— START —

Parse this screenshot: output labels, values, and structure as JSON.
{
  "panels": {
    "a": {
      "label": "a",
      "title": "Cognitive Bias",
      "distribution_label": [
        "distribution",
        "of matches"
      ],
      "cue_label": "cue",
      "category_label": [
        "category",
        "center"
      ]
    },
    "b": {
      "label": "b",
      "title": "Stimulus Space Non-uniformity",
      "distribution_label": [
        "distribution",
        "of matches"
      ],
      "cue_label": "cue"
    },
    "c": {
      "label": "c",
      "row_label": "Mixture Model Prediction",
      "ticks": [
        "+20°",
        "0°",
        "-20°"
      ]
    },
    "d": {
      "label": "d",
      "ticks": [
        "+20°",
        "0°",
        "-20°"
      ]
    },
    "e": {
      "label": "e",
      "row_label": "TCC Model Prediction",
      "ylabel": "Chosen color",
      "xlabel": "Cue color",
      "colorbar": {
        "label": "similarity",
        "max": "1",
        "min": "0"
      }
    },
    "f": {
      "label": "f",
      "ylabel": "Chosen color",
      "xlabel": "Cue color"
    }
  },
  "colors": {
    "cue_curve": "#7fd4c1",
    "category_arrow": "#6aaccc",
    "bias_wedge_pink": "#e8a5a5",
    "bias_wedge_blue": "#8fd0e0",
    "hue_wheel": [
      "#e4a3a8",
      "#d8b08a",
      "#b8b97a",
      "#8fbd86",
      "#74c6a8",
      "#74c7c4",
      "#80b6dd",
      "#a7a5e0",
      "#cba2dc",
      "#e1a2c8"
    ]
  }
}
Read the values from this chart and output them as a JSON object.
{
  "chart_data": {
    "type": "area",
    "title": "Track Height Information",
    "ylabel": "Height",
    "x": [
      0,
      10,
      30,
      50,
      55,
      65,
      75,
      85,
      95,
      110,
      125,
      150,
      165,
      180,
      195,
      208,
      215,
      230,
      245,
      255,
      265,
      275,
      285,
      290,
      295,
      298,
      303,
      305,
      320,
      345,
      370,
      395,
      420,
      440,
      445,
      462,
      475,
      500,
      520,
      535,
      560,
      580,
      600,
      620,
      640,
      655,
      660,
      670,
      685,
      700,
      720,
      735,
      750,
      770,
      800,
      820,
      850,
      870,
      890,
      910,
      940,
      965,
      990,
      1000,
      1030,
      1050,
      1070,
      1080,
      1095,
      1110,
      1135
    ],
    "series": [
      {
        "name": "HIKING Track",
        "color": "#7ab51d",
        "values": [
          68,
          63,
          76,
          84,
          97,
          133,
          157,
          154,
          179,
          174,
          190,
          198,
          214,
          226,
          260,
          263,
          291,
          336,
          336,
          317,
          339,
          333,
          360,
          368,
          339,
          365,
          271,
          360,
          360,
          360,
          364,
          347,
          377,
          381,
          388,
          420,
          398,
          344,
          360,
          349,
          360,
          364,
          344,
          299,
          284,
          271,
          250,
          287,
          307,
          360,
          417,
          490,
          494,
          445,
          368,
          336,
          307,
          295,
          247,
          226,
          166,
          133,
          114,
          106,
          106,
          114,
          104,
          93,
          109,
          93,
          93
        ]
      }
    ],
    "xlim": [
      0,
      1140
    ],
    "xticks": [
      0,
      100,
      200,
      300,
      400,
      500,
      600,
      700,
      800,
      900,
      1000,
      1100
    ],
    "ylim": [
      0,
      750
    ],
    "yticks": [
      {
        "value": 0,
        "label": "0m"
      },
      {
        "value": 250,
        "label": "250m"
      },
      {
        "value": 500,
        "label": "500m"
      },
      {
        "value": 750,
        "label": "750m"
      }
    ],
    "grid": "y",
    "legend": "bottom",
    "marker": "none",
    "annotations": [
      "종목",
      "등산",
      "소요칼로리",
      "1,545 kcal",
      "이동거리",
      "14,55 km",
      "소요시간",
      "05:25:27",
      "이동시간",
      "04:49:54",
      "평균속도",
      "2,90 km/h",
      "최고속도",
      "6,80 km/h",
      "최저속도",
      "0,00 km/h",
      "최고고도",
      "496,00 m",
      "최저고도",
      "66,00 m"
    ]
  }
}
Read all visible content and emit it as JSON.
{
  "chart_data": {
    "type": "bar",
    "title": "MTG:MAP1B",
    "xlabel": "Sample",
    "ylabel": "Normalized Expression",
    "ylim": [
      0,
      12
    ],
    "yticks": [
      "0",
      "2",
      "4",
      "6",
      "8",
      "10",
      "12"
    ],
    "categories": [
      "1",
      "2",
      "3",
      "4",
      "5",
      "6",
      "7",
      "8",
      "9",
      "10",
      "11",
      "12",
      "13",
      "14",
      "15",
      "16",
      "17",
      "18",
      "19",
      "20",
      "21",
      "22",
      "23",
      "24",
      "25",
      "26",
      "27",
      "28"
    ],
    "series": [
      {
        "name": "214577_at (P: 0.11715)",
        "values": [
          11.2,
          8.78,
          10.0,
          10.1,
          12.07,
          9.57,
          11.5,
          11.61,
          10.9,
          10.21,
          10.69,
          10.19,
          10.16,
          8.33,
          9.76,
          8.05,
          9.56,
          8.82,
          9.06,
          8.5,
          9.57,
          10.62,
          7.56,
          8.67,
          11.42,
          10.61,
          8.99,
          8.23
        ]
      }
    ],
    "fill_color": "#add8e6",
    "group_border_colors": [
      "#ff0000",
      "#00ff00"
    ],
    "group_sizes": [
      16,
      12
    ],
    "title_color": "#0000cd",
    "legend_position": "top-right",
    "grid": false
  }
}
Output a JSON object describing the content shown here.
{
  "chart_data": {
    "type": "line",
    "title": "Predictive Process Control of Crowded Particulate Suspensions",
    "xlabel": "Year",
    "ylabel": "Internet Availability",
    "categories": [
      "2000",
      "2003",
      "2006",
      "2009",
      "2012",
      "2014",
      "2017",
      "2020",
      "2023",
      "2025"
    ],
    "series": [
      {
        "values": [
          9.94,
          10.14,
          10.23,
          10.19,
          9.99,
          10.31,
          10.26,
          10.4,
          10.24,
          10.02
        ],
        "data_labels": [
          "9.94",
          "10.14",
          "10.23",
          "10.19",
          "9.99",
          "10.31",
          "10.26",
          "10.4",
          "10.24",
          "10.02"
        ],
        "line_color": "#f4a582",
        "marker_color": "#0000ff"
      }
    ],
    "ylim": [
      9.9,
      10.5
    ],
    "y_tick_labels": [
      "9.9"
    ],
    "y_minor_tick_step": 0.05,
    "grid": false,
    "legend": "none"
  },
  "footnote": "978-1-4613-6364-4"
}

— END —

Written instruction:
Scan the material above. Copy each line that holds the word "Height".

Output of the exercise:
    "title": "Track Height Information",
    "ylabel": "Height",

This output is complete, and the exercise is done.